= Work to complete =
Lines containing the word "OSAGE" need to be counted. Please reply with how many there are, and nothing else.

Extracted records

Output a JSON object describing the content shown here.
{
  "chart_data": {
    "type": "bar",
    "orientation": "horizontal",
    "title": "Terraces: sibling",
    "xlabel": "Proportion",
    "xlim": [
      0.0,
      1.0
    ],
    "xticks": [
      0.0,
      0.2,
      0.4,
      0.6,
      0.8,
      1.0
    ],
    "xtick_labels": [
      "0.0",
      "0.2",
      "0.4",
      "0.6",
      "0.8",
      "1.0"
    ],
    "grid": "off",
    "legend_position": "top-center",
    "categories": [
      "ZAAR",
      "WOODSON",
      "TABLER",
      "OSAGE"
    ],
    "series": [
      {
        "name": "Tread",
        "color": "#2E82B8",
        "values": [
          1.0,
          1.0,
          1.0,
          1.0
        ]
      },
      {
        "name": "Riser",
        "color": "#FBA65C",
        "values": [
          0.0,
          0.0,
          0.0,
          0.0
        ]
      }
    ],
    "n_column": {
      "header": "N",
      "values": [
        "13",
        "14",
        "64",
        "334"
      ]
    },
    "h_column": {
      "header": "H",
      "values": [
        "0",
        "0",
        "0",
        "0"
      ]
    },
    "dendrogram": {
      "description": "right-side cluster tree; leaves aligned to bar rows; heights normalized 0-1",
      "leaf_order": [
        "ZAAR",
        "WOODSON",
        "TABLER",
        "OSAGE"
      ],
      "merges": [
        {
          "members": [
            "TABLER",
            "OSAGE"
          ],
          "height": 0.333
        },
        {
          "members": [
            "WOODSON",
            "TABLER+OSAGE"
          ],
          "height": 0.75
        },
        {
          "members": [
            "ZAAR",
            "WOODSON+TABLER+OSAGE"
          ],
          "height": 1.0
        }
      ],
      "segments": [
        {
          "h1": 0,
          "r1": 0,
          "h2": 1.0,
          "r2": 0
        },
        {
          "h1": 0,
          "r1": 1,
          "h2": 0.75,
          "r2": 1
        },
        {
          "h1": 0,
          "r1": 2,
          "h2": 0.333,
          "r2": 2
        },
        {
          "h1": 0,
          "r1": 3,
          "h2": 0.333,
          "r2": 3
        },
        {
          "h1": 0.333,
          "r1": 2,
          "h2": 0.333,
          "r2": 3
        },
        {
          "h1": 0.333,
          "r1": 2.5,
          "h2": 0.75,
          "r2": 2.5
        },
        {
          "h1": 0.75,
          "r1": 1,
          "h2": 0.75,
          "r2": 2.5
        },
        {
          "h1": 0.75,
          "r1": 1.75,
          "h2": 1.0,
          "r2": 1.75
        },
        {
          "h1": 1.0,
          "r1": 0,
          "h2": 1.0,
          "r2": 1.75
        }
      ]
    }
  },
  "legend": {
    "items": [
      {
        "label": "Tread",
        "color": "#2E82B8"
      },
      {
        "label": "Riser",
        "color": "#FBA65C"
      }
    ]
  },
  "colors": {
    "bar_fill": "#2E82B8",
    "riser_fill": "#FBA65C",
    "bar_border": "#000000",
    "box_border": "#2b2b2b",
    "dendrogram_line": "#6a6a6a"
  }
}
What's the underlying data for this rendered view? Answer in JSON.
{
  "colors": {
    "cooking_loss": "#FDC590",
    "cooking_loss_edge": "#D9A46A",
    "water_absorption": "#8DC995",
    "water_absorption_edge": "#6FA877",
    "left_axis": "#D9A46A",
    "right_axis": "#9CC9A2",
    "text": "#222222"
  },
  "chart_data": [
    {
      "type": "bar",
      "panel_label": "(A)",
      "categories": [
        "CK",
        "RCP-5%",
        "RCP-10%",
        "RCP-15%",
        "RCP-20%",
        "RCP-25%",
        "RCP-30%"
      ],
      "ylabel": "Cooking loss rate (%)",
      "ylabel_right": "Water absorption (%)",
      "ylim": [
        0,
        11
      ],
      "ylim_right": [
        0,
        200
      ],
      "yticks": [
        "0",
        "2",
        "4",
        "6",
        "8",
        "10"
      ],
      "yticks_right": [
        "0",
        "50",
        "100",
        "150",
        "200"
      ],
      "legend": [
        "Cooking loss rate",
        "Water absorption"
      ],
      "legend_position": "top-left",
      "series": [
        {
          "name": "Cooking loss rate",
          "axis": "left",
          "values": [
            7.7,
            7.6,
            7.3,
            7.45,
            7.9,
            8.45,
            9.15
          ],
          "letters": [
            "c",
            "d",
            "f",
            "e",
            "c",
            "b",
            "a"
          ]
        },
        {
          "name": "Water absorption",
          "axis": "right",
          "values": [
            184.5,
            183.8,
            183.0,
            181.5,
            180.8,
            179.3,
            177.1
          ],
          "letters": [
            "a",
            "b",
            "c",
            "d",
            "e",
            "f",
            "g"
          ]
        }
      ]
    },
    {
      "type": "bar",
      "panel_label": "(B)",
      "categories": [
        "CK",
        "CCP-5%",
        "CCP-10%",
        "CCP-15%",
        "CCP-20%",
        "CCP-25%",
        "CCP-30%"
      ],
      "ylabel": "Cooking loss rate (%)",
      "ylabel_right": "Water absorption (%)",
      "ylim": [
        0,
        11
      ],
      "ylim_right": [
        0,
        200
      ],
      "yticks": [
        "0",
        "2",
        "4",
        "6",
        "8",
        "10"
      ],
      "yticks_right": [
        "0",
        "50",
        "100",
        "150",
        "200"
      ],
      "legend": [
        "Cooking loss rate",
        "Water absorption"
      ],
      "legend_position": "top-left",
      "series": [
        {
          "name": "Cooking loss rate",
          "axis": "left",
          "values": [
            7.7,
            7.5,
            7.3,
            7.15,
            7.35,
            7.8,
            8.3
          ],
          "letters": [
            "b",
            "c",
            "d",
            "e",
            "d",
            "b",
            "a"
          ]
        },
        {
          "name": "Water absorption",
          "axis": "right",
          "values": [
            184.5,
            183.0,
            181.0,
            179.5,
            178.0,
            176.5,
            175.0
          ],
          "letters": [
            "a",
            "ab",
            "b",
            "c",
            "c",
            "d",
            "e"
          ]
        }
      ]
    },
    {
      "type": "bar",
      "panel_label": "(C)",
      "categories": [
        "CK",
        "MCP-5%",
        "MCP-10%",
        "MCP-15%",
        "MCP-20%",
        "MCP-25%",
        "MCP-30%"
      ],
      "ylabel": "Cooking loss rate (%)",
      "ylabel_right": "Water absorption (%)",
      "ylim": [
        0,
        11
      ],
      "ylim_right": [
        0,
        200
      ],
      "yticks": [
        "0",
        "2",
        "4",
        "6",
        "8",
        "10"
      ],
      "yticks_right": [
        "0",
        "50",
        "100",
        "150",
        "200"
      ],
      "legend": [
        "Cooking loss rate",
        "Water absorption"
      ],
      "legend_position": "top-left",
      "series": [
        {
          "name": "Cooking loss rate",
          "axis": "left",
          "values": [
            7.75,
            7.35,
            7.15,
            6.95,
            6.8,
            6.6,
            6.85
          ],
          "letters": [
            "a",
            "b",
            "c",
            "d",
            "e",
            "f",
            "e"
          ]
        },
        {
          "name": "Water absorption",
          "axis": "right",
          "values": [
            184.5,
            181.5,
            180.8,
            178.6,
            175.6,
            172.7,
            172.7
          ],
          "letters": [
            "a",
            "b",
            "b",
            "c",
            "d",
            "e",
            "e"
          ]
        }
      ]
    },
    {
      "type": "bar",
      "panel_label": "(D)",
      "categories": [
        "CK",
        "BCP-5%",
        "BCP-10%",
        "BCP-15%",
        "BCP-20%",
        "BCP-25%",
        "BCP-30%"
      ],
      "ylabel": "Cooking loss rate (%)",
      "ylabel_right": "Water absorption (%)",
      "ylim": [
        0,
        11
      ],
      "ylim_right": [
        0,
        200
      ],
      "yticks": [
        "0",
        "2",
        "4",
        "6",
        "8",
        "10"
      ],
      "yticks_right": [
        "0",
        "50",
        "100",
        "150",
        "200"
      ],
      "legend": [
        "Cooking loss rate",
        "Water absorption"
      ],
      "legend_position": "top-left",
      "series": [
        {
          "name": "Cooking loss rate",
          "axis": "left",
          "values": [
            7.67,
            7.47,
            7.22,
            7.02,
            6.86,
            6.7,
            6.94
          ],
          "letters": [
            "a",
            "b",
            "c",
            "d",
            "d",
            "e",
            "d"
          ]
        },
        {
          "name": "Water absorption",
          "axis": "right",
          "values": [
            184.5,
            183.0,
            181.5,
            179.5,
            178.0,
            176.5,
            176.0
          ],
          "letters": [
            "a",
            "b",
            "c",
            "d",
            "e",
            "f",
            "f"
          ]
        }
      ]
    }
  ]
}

= Complete response =
5